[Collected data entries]
╭──

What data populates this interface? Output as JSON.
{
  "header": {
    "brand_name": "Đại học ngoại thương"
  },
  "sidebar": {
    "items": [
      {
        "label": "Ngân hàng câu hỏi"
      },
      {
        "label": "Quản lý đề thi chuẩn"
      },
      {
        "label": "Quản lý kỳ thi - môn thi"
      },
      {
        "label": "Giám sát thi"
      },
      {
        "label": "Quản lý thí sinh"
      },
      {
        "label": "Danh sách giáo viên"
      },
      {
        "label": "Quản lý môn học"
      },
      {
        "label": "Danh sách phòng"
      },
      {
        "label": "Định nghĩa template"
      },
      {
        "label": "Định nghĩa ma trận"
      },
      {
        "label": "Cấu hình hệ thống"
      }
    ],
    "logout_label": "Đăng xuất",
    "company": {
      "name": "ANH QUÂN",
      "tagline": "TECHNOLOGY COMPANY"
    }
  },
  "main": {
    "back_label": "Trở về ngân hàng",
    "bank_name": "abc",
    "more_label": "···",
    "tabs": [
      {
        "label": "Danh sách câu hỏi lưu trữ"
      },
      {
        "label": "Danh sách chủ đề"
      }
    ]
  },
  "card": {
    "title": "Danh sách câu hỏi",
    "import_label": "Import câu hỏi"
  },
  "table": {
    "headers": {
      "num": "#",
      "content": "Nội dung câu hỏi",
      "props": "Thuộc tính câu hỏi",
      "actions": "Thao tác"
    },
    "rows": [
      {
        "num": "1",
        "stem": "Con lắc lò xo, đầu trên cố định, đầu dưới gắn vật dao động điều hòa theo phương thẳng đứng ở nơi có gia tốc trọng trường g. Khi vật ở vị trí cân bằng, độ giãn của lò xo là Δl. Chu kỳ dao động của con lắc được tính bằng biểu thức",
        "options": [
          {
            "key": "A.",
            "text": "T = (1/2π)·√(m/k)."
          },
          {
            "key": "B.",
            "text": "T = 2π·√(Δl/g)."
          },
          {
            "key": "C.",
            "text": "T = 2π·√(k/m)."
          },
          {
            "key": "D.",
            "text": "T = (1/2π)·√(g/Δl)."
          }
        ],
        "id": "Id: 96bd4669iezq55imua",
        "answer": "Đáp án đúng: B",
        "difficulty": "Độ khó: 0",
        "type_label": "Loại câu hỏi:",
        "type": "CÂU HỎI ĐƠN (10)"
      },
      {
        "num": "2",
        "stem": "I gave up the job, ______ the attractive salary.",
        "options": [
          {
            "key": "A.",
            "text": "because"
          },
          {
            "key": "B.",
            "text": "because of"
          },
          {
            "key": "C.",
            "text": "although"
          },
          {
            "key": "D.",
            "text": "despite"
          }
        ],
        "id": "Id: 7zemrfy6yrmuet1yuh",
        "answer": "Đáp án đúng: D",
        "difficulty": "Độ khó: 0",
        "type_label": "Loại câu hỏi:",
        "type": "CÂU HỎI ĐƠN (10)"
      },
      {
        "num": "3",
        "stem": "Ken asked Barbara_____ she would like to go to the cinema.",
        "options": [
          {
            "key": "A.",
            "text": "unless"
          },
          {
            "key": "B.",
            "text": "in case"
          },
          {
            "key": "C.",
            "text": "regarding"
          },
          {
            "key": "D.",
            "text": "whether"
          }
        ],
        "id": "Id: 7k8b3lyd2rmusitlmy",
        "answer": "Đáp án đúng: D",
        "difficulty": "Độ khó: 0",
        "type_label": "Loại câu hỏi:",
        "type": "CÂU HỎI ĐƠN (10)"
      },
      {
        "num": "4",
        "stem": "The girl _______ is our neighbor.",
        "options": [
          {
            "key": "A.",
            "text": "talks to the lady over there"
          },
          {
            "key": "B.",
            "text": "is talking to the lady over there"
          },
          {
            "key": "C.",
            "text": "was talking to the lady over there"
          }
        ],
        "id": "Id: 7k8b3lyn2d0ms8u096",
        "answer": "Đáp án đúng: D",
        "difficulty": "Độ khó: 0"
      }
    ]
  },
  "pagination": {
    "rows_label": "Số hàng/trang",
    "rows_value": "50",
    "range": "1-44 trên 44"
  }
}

╰──

What the task asks >> Output the data above exactly, please, line for line.

Result for this exercise >>
What data populates this interface? Output as JSON.
{
  "header": {
    "brand_name": "Đại học ngoại thương"
  },
  "sidebar": {
    "items": [
      {
        "label": "Ngân hàng câu hỏi"
      },
      {
        "label": "Quản lý đề thi chuẩn"
      },
      {
        "label": "Quản lý kỳ thi - môn thi"
      },
      {
        "label": "Giám sát thi"
      },
      {
        "label": "Quản lý thí sinh"
      },
      {
        "label": "Danh sách giáo viên"
      },
      {
        "label": "Quản lý môn học"
      },
      {
        "label": "Danh sách phòng"
      },
      {
        "label": "Định nghĩa template"
      },
      {
        "label": "Định nghĩa ma trận"
      },
      {
        "label": "Cấu hình hệ thống"
      }
    ],
    "logout_label": "Đăng xuất",
    "company": {
      "name": "ANH QUÂN",
      "tagline": "TECHNOLOGY COMPANY"
    }
  },
  "main": {
    "back_label": "Trở về ngân hàng",
    "bank_name": "abc",
    "more_label": "···",
    "tabs": [
      {
        "label": "Danh sách câu hỏi lưu trữ"
      },
      {
        "label": "Danh sách chủ đề"
      }
    ]
  },
  "card": {
    "title": "Danh sách câu hỏi",
    "import_label": "Import câu hỏi"
  },
  "table": {
    "headers": {
      "num": "#",
      "content": "Nội dung câu hỏi",
      "props": "Thuộc tính câu hỏi",
      "actions": "Thao tác"
    },
    "rows": [
      {
        "num": "1",
        "stem": "Con lắc lò xo, đầu trên cố định, đầu dưới gắn vật dao động điều hòa theo phương thẳng đứng ở nơi có gia tốc trọng trường g. Khi vật ở vị trí cân bằng, độ giãn của lò xo là Δl. Chu kỳ dao động của con lắc được tính bằng biểu thức",
        "options": [
          {
            "key": "A.",
            "text": "T = (1/2π)·√(m/k)."
          },
          {
            "key": "B.",
            "text": "T = 2π·√(Δl/g)."
          },
          {
            "key": "C.",
            "text": "T = 2π·√(k/m)."
          },
          {
            "key": "D.",
            "text": "T = (1/2π)·√(g/Δl)."
          }
        ],
        "id": "Id: 96bd4669iezq55imua",
        "answer": "Đáp án đúng: B",
        "difficulty": "Độ khó: 0",
        "type_label": "Loại câu hỏi:",
        "type": "CÂU HỎI ĐƠN (10)"
      },
      {
        "num": "2",
        "stem": "I gave up the job, ______ the attractive salary.",
        "options": [
          {
            "key": "A.",
            "text": "because"
          },
          {
            "key": "B.",
            "text": "because of"
          },
          {
            "key": "C.",
            "text": "although"
          },
          {
            "key": "D.",
            "text": "despite"
          }
        ],
        "id": "Id: 7zemrfy6yrmuet1yuh",
        "answer": "Đáp án đúng: D",
        "difficulty": "Độ khó: 0",
        "type_label": "Loại câu hỏi:",
        "type": "CÂU HỎI ĐƠN (10)"
      },
      {
        "num": "3",
        "stem": "Ken asked Barbara_____ she would like to go to the cinema.",
        "options": [
          {
            "key": "A.",
            "text": "unless"
          },
          {
            "key": "B.",
            "text": "in case"
          },
          {
            "key": "C.",
            "text": "regarding"
          },
          {
            "key": "D.",
            "text": "whether"
          }
        ],
        "id": "Id: 7k8b3lyd2rmusitlmy",
        "answer": "Đáp án đúng: D",
        "difficulty": "Độ khó: 0",
        "type_label": "Loại câu hỏi:",
        "type": "CÂU HỎI ĐƠN (10)"
      },
      {
        "num": "4",
        "stem": "The girl _______ is our neighbor.",
        "options": [
          {
            "key": "A.",
            "text": "talks to the lady over there"
          },
          {
            "key": "B.",
            "text": "is talking to the lady over there"
          },
          {
            "key": "C.",
            "text": "was talking to the lady over there"
          }
        ],
        "id": "Id: 7k8b3lyn2d0ms8u096",
        "answer": "Đáp án đúng: D",
        "difficulty": "Độ khó: 0"
      }
    ]
  },
  "pagination": {
    "rows_label": "Số hàng/trang",
    "rows_value": "50",
    "range": "1-44 trên 44"
  }
}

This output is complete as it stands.